# YOUR INSTRUCTIONS
Nothing but the line with "Read out every word on this page." and the lines after it, through the end of the records below, is to be repeated, exactly as it is.

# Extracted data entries
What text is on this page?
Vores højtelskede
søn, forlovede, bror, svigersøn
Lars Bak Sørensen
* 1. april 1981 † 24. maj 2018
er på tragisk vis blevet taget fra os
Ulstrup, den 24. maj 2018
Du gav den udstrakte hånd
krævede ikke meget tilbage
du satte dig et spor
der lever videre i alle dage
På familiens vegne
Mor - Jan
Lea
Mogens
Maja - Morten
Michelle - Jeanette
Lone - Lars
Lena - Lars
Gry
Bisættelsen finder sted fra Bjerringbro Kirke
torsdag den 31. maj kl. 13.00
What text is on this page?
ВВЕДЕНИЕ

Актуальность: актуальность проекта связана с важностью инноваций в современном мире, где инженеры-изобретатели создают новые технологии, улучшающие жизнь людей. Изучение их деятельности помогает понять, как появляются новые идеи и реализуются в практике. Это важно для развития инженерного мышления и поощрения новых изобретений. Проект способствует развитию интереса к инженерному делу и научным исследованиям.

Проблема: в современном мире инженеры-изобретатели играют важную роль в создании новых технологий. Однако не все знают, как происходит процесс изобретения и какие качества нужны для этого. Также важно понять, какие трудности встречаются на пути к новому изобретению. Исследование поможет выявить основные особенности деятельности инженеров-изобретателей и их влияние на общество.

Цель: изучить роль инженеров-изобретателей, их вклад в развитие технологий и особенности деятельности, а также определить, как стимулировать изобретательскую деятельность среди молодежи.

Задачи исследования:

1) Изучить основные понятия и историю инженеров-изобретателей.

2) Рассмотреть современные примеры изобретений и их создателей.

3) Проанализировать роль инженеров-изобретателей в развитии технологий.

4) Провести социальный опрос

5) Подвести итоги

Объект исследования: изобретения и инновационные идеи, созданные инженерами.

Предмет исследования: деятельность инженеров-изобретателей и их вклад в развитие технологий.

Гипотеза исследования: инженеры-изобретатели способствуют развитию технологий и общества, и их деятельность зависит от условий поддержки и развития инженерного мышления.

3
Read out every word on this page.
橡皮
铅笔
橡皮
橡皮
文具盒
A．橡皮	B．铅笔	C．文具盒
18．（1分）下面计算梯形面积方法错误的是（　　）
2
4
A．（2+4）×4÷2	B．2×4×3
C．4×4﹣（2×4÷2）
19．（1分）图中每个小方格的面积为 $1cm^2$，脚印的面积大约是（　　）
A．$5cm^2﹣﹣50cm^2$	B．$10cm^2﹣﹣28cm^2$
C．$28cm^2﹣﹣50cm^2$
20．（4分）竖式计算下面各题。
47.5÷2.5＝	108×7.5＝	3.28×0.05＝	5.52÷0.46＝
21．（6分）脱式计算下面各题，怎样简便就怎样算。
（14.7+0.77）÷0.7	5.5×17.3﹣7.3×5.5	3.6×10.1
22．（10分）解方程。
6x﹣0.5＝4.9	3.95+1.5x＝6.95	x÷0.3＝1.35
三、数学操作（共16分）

# RESULT OF THE TASK
Read out every word on this page.
橡皮
铅笔
橡皮
橡皮
文具盒
A．橡皮	B．铅笔	C．文具盒
18．（1分）下面计算梯形面积方法错误的是（　　）
2
4
A．（2+4）×4÷2	B．2×4×3
C．4×4﹣（2×4÷2）
19．（1分）图中每个小方格的面积为 $1cm^2$，脚印的面积大约是（　　）
A．$5cm^2﹣﹣50cm^2$	B．$10cm^2﹣﹣28cm^2$
C．$28cm^2﹣﹣50cm^2$
20．（4分）竖式计算下面各题。
47.5÷2.5＝	108×7.5＝	3.28×0.05＝	5.52÷0.46＝
21．（6分）脱式计算下面各题，怎样简便就怎样算。
（14.7+0.77）÷0.7	5.5×17.3﹣7.3×5.5	3.6×10.1
22．（10分）解方程。
6x﹣0.5＝4.9	3.95+1.5x＝6.95	x÷0.3＝1.35
三、数学操作（共16分）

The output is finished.